Data records →
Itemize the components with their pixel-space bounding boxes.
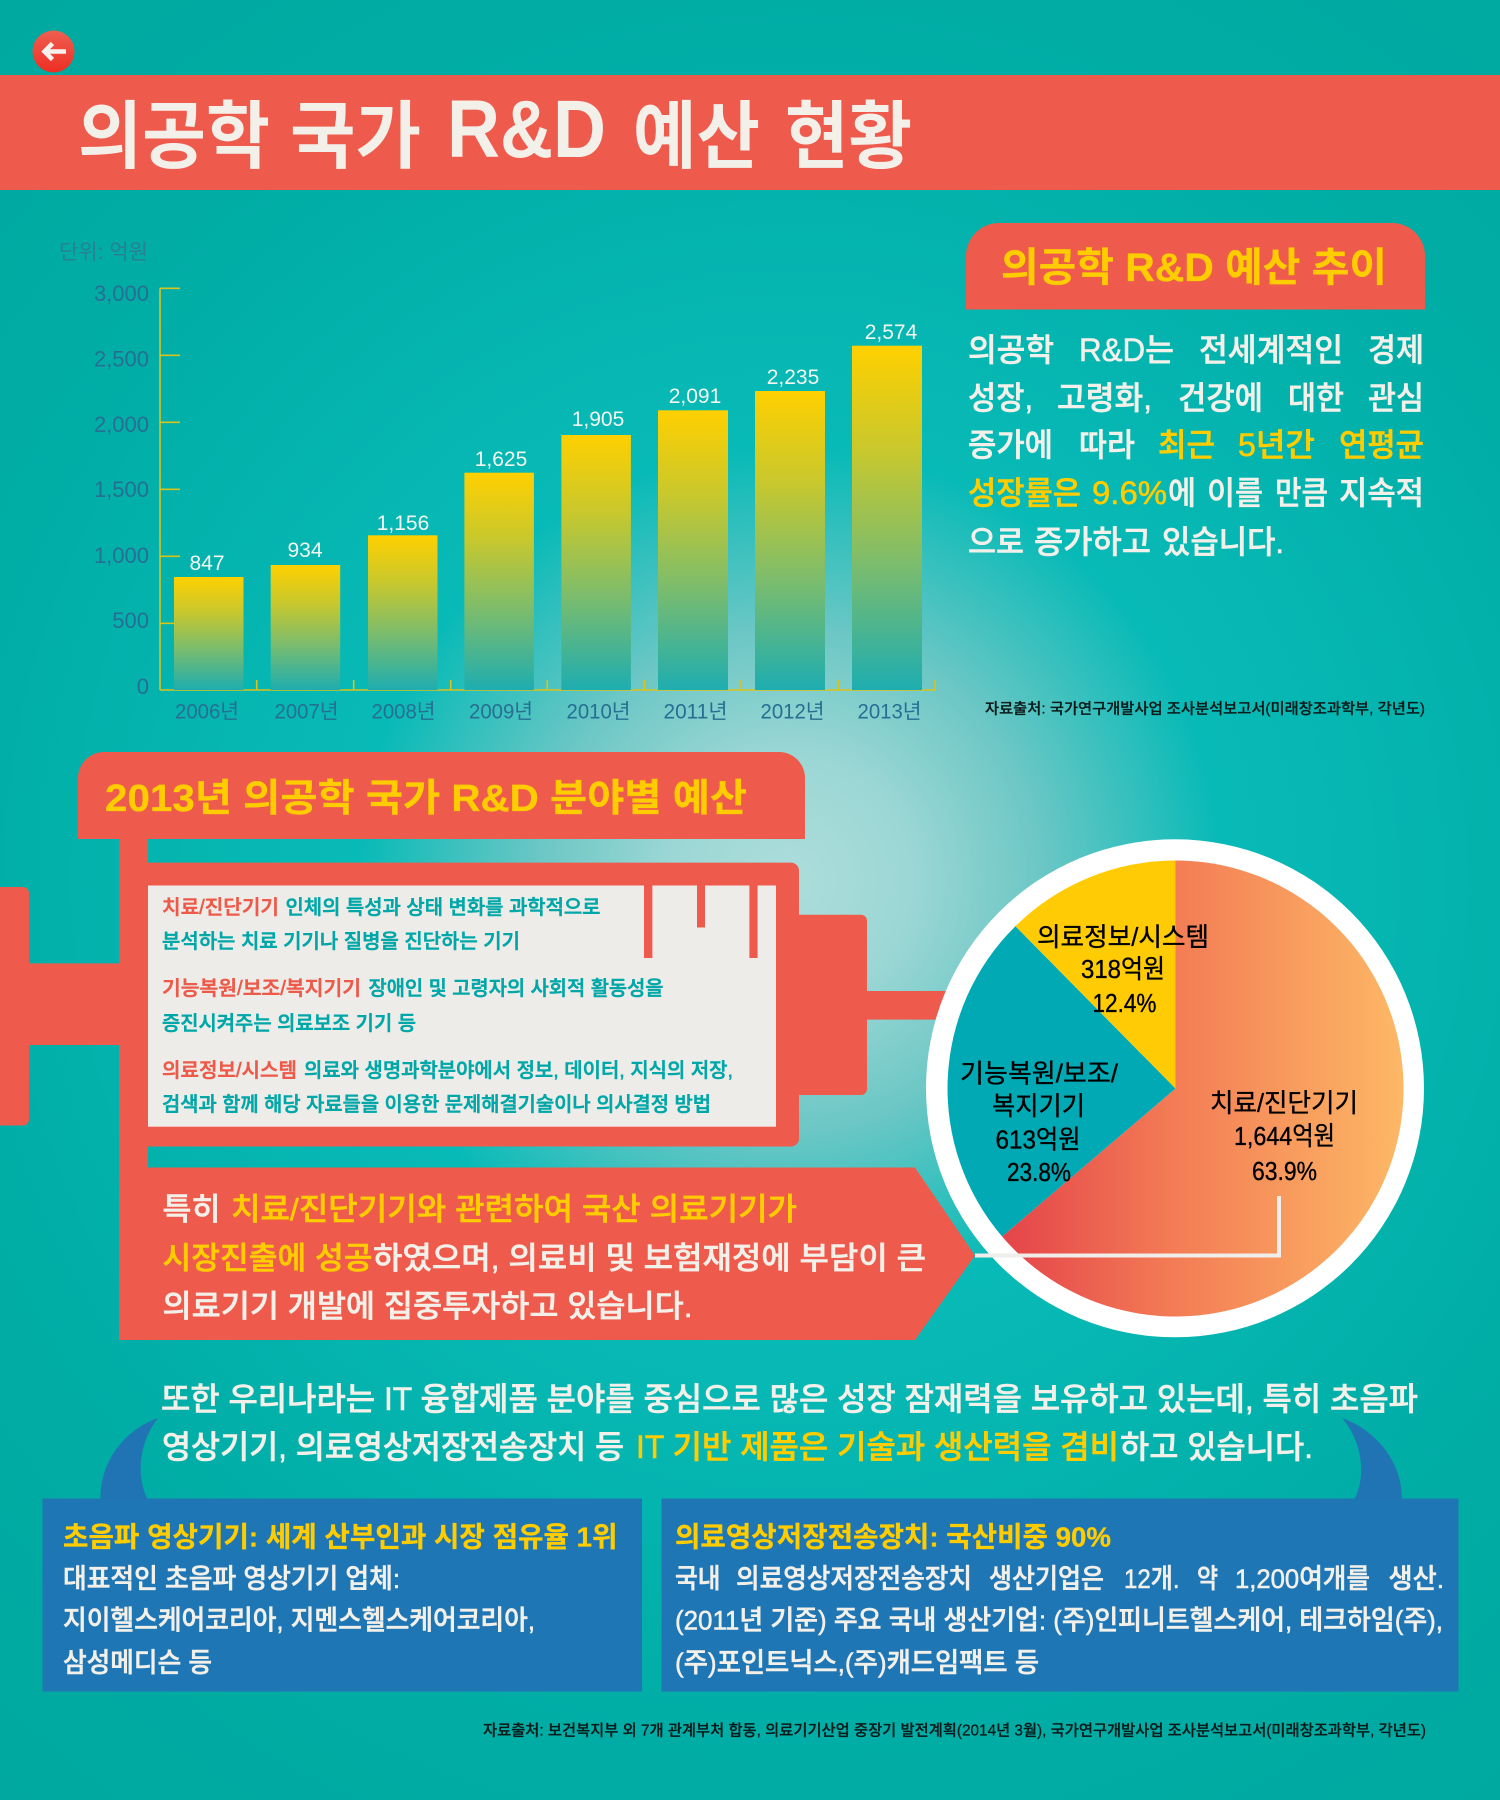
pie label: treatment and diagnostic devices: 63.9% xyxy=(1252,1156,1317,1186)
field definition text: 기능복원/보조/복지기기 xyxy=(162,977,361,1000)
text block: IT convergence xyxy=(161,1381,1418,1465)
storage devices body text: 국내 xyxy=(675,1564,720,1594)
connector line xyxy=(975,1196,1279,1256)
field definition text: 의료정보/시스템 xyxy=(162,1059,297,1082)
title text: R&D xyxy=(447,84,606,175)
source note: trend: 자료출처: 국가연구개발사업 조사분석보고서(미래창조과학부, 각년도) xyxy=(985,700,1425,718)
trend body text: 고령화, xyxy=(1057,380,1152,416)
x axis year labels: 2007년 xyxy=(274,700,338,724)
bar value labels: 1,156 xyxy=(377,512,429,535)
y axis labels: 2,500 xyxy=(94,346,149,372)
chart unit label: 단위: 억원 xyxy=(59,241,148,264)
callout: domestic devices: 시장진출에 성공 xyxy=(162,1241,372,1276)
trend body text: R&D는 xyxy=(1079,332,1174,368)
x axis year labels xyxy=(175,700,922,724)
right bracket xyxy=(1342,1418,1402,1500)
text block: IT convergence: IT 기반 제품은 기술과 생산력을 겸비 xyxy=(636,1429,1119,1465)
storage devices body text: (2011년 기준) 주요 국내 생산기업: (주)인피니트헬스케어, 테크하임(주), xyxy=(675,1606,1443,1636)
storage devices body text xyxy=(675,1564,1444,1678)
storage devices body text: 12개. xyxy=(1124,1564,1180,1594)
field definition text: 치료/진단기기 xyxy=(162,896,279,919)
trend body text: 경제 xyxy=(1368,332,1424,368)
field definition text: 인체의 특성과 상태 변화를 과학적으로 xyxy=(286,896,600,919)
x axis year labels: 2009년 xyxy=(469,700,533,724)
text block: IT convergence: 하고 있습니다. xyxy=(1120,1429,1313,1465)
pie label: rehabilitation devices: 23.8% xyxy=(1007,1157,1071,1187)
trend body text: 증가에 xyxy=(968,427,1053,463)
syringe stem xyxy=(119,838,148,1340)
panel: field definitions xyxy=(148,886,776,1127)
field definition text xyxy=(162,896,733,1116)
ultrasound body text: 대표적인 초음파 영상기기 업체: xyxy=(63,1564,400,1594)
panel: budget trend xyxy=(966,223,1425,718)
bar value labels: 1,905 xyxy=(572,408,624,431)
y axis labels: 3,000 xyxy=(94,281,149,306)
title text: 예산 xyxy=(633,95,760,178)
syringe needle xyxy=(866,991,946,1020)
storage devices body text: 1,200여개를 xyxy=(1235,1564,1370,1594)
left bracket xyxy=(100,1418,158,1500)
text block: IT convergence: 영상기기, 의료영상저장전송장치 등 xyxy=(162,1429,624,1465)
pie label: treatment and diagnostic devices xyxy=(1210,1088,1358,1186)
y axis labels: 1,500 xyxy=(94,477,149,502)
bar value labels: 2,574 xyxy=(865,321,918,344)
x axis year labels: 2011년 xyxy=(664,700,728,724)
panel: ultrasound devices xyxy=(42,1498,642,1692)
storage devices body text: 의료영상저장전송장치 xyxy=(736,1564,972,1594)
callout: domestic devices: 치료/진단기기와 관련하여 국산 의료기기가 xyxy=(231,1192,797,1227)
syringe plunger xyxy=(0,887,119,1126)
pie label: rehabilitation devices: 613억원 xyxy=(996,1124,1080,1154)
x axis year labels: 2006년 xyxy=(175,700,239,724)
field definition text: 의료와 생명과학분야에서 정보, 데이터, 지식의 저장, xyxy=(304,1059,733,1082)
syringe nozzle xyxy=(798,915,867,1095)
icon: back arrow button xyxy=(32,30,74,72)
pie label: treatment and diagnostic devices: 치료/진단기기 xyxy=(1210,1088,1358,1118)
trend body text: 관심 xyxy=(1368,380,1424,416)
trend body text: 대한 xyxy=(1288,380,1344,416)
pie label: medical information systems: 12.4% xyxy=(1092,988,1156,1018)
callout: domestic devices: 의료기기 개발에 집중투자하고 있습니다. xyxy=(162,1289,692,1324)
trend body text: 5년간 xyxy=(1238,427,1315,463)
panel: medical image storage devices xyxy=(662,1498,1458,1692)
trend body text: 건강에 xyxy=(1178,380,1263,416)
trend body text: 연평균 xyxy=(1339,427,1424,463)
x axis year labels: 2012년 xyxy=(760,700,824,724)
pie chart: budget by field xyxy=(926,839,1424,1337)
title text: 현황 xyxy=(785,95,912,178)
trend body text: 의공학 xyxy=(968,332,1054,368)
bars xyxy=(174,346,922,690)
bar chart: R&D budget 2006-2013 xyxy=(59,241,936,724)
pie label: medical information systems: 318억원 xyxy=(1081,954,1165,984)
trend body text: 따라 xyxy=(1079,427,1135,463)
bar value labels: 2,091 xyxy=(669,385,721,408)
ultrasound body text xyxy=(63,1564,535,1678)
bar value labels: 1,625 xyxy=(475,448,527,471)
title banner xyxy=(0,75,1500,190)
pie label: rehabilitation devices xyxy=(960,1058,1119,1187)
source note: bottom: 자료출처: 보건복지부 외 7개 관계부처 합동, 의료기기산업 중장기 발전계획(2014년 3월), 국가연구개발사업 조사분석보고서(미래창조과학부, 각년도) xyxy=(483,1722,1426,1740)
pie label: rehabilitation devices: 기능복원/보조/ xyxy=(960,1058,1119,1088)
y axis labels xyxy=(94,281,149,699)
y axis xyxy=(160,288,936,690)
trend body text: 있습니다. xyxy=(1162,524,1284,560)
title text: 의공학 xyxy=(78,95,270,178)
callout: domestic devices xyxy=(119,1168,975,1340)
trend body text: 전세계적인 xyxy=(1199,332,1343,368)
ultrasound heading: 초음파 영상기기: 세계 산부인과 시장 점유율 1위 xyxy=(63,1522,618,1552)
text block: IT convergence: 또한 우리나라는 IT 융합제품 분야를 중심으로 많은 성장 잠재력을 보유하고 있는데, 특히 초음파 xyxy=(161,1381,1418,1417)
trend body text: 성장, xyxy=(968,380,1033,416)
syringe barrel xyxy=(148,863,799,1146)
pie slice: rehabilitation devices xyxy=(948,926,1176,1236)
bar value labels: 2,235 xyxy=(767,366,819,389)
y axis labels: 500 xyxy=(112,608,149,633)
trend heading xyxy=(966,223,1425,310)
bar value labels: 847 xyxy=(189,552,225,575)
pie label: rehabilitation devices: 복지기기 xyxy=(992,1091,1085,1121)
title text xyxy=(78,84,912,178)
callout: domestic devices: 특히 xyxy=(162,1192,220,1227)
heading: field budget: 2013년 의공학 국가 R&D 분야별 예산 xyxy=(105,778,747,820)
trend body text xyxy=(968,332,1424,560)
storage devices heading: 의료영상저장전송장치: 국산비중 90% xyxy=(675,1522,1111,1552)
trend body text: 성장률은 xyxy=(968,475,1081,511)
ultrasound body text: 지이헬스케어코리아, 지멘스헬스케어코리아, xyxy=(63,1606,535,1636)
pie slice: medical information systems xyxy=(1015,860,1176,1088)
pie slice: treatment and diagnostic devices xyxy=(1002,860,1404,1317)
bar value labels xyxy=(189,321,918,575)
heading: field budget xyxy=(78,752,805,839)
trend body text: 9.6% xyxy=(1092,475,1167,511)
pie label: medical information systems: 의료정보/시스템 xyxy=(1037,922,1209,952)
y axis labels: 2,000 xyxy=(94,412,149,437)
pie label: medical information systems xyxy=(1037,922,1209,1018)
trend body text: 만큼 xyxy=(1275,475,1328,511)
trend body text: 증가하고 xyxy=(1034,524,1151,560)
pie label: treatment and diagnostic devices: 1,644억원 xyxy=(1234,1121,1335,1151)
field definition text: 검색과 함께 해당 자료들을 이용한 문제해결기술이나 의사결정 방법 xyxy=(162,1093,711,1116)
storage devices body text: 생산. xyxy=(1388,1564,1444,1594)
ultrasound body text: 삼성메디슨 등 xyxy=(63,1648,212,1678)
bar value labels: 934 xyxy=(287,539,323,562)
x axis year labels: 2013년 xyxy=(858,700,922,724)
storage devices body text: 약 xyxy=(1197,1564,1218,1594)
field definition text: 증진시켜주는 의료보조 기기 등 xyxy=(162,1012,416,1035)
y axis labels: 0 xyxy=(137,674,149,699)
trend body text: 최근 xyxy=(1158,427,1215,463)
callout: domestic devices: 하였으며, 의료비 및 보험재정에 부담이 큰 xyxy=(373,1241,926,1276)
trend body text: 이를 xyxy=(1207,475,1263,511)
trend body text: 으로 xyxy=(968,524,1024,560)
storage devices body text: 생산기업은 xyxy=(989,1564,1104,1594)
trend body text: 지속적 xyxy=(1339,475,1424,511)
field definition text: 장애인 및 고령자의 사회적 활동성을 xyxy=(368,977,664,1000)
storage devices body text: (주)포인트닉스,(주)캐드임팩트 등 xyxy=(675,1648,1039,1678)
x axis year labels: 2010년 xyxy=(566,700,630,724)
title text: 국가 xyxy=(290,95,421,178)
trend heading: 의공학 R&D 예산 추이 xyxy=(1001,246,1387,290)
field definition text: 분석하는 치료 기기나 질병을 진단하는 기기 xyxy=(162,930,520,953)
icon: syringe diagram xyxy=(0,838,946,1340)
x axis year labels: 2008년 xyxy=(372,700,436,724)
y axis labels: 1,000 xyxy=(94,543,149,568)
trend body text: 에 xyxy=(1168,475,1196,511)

Stated task → Rewrite the material from the line with "pie label: treatment and diagnostic devices: 63.9%" up to and including the line with "storage devices body text: 1,200여개를", changing "field definition text" to "field description text" and leaving everything else as it is.

Output of the exercise →
pie label: treatment and diagnostic devices: 63.9% xyxy=(1252,1156,1317,1186)
field description text: 기능복원/보조/복지기기 xyxy=(162,977,361,1000)
text block: IT convergence xyxy=(161,1381,1418,1465)
storage devices body text: 국내 xyxy=(675,1564,720,1594)
connector line xyxy=(975,1196,1279,1256)
field description text: 의료정보/시스템 xyxy=(162,1059,297,1082)
title text: R&D xyxy=(447,84,606,175)
source note: trend: 자료출처: 국가연구개발사업 조사분석보고서(미래창조과학부, 각년도) xyxy=(985,700,1425,718)
trend body text: 고령화, xyxy=(1057,380,1152,416)
x axis year labels: 2007년 xyxy=(274,700,338,724)
bar value labels: 1,156 xyxy=(377,512,429,535)
y axis labels: 2,500 xyxy=(94,346,149,372)
chart unit label: 단위: 억원 xyxy=(59,241,148,264)
callout: domestic devices: 시장진출에 성공 xyxy=(162,1241,372,1276)
trend body text: R&D는 xyxy=(1079,332,1174,368)
x axis year labels xyxy=(175,700,922,724)
right bracket xyxy=(1342,1418,1402,1500)
text block: IT convergence: IT 기반 제품은 기술과 생산력을 겸비 xyxy=(636,1429,1119,1465)
storage devices body text: (2011년 기준) 주요 국내 생산기업: (주)인피니트헬스케어, 테크하임(주), xyxy=(675,1606,1443,1636)
storage devices body text xyxy=(675,1564,1444,1678)
storage devices body text: 12개. xyxy=(1124,1564,1180,1594)
field description text: 치료/진단기기 xyxy=(162,896,279,919)
trend body text: 경제 xyxy=(1368,332,1424,368)
field description text: 인체의 특성과 상태 변화를 과학적으로 xyxy=(286,896,600,919)
x axis year labels: 2009년 xyxy=(469,700,533,724)
text block: IT convergence: 하고 있습니다. xyxy=(1120,1429,1313,1465)
pie label: rehabilitation devices: 23.8% xyxy=(1007,1157,1071,1187)
trend body text: 증가에 xyxy=(968,427,1053,463)
syringe stem xyxy=(119,838,148,1340)
panel: field definitions xyxy=(148,886,776,1127)
field description text xyxy=(162,896,733,1116)
ultrasound body text: 대표적인 초음파 영상기기 업체: xyxy=(63,1564,400,1594)
panel: budget trend xyxy=(966,223,1425,718)
bar value labels: 1,905 xyxy=(572,408,624,431)
y axis labels: 3,000 xyxy=(94,281,149,306)
title text: 예산 xyxy=(633,95,760,178)
syringe needle xyxy=(866,991,946,1020)
storage devices body text: 1,200여개를 xyxy=(1235,1564,1370,1594)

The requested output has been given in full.